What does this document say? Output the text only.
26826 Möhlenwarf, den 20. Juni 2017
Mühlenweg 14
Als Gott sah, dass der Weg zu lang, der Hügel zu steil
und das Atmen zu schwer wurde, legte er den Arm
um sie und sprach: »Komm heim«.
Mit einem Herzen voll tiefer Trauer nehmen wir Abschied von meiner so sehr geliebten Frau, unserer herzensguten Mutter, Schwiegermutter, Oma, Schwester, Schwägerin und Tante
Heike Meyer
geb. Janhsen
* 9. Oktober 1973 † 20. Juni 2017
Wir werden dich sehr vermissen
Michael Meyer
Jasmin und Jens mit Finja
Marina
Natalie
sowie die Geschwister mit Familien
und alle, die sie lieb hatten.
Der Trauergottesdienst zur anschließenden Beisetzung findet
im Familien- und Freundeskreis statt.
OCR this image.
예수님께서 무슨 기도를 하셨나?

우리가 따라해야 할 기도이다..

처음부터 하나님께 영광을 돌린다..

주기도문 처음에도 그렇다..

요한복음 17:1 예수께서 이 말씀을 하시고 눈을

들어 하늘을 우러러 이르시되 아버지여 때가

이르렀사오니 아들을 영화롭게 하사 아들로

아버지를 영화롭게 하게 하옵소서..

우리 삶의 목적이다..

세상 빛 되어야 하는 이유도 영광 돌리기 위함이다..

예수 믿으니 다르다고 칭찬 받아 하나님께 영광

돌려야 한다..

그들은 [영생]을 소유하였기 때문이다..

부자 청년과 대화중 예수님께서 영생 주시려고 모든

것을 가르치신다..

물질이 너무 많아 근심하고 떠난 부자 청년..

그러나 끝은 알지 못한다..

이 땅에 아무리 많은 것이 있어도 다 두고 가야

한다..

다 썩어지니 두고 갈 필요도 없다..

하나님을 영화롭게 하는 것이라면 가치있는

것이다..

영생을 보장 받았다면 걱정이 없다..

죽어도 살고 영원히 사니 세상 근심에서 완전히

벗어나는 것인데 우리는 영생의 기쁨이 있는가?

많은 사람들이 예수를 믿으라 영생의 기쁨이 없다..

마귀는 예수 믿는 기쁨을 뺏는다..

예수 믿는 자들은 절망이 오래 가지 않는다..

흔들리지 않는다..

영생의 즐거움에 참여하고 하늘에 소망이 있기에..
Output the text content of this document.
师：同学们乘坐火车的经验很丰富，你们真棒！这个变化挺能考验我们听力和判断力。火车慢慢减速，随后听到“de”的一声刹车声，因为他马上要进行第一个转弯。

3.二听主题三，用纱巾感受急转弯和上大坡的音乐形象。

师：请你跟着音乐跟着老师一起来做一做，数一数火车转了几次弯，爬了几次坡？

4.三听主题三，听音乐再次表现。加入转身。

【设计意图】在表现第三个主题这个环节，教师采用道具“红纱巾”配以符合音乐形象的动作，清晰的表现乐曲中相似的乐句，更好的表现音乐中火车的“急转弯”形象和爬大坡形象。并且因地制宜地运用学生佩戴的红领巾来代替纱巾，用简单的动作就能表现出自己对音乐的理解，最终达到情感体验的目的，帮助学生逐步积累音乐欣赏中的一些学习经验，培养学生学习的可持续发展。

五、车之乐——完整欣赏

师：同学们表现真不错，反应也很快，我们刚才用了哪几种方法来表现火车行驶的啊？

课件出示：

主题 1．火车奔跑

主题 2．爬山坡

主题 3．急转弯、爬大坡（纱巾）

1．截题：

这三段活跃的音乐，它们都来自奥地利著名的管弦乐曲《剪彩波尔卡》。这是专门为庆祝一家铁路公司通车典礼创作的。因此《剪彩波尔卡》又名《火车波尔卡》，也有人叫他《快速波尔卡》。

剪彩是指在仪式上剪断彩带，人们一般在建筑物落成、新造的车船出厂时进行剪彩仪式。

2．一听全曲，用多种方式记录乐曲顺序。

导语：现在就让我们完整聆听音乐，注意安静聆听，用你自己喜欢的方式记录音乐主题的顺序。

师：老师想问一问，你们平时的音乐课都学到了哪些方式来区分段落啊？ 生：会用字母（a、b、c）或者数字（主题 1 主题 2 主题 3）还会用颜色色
_ _ _ _
Count each line of the entries that holds the word "document", then state the total and nothing more.

# [Exercise result]
2